= Stated task =
Output the records exactly. Include every line.

[Records about charts and figures]

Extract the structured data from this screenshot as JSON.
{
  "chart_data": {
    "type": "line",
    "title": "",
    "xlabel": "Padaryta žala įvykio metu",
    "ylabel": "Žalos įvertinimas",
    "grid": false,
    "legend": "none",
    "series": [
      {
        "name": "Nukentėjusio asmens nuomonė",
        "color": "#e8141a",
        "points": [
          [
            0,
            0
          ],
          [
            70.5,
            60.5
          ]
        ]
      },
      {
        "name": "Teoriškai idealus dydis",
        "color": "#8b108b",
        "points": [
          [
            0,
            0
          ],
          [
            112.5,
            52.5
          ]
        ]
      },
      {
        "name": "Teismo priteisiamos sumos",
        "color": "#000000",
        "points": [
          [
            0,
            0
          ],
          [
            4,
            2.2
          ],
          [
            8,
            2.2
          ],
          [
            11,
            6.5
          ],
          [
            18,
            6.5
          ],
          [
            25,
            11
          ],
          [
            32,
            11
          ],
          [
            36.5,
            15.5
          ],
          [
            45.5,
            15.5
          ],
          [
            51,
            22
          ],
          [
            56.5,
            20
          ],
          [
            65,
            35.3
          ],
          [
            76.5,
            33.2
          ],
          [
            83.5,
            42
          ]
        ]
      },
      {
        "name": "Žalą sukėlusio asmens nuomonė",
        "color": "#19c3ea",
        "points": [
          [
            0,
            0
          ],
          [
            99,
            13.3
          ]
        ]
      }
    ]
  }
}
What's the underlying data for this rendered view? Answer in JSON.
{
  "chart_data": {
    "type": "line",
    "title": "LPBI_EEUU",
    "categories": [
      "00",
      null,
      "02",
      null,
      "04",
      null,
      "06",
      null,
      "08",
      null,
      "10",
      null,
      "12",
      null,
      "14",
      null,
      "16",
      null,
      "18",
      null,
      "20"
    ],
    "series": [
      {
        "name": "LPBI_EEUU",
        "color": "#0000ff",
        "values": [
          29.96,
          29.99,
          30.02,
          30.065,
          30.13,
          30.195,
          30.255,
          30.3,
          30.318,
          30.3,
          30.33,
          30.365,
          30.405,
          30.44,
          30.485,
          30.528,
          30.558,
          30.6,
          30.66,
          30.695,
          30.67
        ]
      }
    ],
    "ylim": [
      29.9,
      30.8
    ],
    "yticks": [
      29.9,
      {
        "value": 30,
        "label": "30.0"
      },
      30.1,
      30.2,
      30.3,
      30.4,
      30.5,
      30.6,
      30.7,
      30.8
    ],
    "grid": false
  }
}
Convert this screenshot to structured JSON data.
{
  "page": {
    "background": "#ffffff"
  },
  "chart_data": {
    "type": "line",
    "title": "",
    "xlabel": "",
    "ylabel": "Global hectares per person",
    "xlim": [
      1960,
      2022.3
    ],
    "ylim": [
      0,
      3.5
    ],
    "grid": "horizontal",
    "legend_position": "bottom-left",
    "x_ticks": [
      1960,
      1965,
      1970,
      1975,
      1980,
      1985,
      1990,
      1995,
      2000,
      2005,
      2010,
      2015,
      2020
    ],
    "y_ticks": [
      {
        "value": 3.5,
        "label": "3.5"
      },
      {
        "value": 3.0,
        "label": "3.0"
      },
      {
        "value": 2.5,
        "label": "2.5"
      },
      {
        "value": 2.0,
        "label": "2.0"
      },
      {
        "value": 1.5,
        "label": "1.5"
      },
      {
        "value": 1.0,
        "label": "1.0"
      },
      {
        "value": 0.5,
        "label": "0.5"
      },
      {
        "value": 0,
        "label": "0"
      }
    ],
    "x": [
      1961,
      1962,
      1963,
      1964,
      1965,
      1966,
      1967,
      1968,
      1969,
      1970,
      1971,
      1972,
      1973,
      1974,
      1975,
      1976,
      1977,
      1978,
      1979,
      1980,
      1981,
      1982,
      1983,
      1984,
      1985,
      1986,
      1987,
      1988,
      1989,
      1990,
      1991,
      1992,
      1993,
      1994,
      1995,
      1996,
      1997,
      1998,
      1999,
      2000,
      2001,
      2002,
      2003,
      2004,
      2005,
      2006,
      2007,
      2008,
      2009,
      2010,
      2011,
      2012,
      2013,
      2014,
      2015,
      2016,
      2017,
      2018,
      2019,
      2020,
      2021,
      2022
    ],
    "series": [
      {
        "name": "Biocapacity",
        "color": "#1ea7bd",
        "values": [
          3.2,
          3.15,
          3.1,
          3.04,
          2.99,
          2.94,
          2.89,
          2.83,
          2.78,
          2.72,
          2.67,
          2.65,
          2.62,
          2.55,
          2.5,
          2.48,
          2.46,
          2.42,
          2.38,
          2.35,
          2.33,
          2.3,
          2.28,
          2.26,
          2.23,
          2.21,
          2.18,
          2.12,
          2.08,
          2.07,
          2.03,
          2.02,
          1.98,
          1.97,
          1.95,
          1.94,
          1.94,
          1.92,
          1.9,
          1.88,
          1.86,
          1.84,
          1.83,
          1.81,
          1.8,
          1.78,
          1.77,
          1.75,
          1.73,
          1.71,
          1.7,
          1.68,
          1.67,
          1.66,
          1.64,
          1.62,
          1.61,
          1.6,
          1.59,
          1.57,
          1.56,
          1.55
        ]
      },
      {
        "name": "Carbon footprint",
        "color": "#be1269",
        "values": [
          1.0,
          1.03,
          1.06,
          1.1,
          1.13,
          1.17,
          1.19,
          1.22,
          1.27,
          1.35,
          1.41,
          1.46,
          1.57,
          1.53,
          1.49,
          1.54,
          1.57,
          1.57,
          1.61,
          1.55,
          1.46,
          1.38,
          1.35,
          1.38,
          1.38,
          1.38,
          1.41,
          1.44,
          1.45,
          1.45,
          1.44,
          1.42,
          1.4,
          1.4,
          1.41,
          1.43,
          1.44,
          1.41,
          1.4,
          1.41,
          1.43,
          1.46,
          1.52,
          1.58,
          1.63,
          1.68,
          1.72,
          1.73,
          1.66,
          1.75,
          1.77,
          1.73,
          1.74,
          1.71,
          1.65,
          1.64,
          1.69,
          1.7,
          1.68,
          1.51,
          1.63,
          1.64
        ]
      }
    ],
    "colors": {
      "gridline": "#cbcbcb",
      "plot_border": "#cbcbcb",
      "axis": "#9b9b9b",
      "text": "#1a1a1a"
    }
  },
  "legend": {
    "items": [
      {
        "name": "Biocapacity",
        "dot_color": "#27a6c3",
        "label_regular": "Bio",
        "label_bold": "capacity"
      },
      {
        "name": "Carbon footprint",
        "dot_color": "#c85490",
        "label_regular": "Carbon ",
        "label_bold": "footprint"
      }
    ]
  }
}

= The answer =
Extract the structured data from this screenshot as JSON.
{
  "chart_data": {
    "type": "line",
    "title": "",
    "xlabel": "Padaryta žala įvykio metu",
    "ylabel": "Žalos įvertinimas",
    "grid": false,
    "legend": "none",
    "series": [
      {
        "name": "Nukentėjusio asmens nuomonė",
        "color": "#e8141a",
        "points": [
          [
            0,
            0
          ],
          [
            70.5,
            60.5
          ]
        ]
      },
      {
        "name": "Teoriškai idealus dydis",
        "color": "#8b108b",
        "points": [
          [
            0,
            0
          ],
          [
            112.5,
            52.5
          ]
        ]
      },
      {
        "name": "Teismo priteisiamos sumos",
        "color": "#000000",
        "points": [
          [
            0,
            0
          ],
          [
            4,
            2.2
          ],
          [
            8,
            2.2
          ],
          [
            11,
            6.5
          ],
          [
            18,
            6.5
          ],
          [
            25,
            11
          ],
          [
            32,
            11
          ],
          [
            36.5,
            15.5
          ],
          [
            45.5,
            15.5
          ],
          [
            51,
            22
          ],
          [
            56.5,
            20
          ],
          [
            65,
            35.3
          ],
          [
            76.5,
            33.2
          ],
          [
            83.5,
            42
          ]
        ]
      },
      {
        "name": "Žalą sukėlusio asmens nuomonė",
        "color": "#19c3ea",
        "points": [
          [
            0,
            0
          ],
          [
            99,
            13.3
          ]
        ]
      }
    ]
  }
}
What's the underlying data for this rendered view? Answer in JSON.
{
  "chart_data": {
    "type": "line",
    "title": "LPBI_EEUU",
    "categories": [
      "00",
      null,
      "02",
      null,
      "04",
      null,
      "06",
      null,
      "08",
      null,
      "10",
      null,
      "12",
      null,
      "14",
      null,
      "16",
      null,
      "18",
      null,
      "20"
    ],
    "series": [
      {
        "name": "LPBI_EEUU",
        "color": "#0000ff",
        "values": [
          29.96,
          29.99,
          30.02,
          30.065,
          30.13,
          30.195,
          30.255,
          30.3,
          30.318,
          30.3,
          30.33,
          30.365,
          30.405,
          30.44,
          30.485,
          30.528,
          30.558,
          30.6,
          30.66,
          30.695,
          30.67
        ]
      }
    ],
    "ylim": [
      29.9,
      30.8
    ],
    "yticks": [
      29.9,
      {
        "value": 30,
        "label": "30.0"
      },
      30.1,
      30.2,
      30.3,
      30.4,
      30.5,
      30.6,
      30.7,
      30.8
    ],
    "grid": false
  }
}
Convert this screenshot to structured JSON data.
{
  "page": {
    "background": "#ffffff"
  },
  "chart_data": {
    "type": "line",
    "title": "",
    "xlabel": "",
    "ylabel": "Global hectares per person",
    "xlim": [
      1960,
      2022.3
    ],
    "ylim": [
      0,
      3.5
    ],
    "grid": "horizontal",
    "legend_position": "bottom-left",
    "x_ticks": [
      1960,
      1965,
      1970,
      1975,
      1980,
      1985,
      1990,
      1995,
      2000,
      2005,
      2010,
      2015,
      2020
    ],
    "y_ticks": [
      {
        "value": 3.5,
        "label": "3.5"
      },
      {
        "value": 3.0,
        "label": "3.0"
      },
      {
        "value": 2.5,
        "label": "2.5"
      },
      {
        "value": 2.0,
        "label": "2.0"
      },
      {
        "value": 1.5,
        "label": "1.5"
      },
      {
        "value": 1.0,
        "label": "1.0"
      },
      {
        "value": 0.5,
        "label": "0.5"
      },
      {
        "value": 0,
        "label": "0"
      }
    ],
    "x": [
      1961,
      1962,
      1963,
      1964,
      1965,
      1966,
      1967,
      1968,
      1969,
      1970,
      1971,
      1972,
      1973,
      1974,
      1975,
      1976,
      1977,
      1978,
      1979,
      1980,
      1981,
      1982,
      1983,
      1984,
      1985,
      1986,
      1987,
      1988,
      1989,
      1990,
      1991,
      1992,
      1993,
      1994,
      1995,
      1996,
      1997,
      1998,
      1999,
      2000,
      2001,
      2002,
      2003,
      2004,
      2005,
      2006,
      2007,
      2008,
      2009,
      2010,
      2011,
      2012,
      2013,
      2014,
      2015,
      2016,
      2017,
      2018,
      2019,
      2020,
      2021,
      2022
    ],
    "series": [
      {
        "name": "Biocapacity",
        "color": "#1ea7bd",
        "values": [
          3.2,
          3.15,
          3.1,
          3.04,
          2.99,
          2.94,
          2.89,
          2.83,
          2.78,
          2.72,
          2.67,
          2.65,
          2.62,
          2.55,
          2.5,
          2.48,
          2.46,
          2.42,
          2.38,
          2.35,
          2.33,
          2.3,
          2.28,
          2.26,
          2.23,
          2.21,
          2.18,
          2.12,
          2.08,
          2.07,
          2.03,
          2.02,
          1.98,
          1.97,
          1.95,
          1.94,
          1.94,
          1.92,
          1.9,
          1.88,
          1.86,
          1.84,
          1.83,
          1.81,
          1.8,
          1.78,
          1.77,
          1.75,
          1.73,
          1.71,
          1.7,
          1.68,
          1.67,
          1.66,
          1.64,
          1.62,
          1.61,
          1.6,
          1.59,
          1.57,
          1.56,
          1.55
        ]
      },
      {
        "name": "Carbon footprint",
        "color": "#be1269",
        "values": [
          1.0,
          1.03,
          1.06,
          1.1,
          1.13,
          1.17,
          1.19,
          1.22,
          1.27,
          1.35,
          1.41,
          1.46,
          1.57,
          1.53,
          1.49,
          1.54,
          1.57,
          1.57,
          1.61,
          1.55,
          1.46,
          1.38,
          1.35,
          1.38,
          1.38,
          1.38,
          1.41,
          1.44,
          1.45,
          1.45,
          1.44,
          1.42,
          1.4,
          1.4,
          1.41,
          1.43,
          1.44,
          1.41,
          1.4,
          1.41,
          1.43,
          1.46,
          1.52,
          1.58,
          1.63,
          1.68,
          1.72,
          1.73,
          1.66,
          1.75,
          1.77,
          1.73,
          1.74,
          1.71,
          1.65,
          1.64,
          1.69,
          1.7,
          1.68,
          1.51,
          1.63,
          1.64
        ]
      }
    ],
    "colors": {
      "gridline": "#cbcbcb",
      "plot_border": "#cbcbcb",
      "axis": "#9b9b9b",
      "text": "#1a1a1a"
    }
  },
  "legend": {
    "items": [
      {
        "name": "Biocapacity",
        "dot_color": "#27a6c3",
        "label_regular": "Bio",
        "label_bold": "capacity"
      },
      {
        "name": "Carbon footprint",
        "dot_color": "#c85490",
        "label_regular": "Carbon ",
        "label_bold": "footprint"
      }
    ]
  }
}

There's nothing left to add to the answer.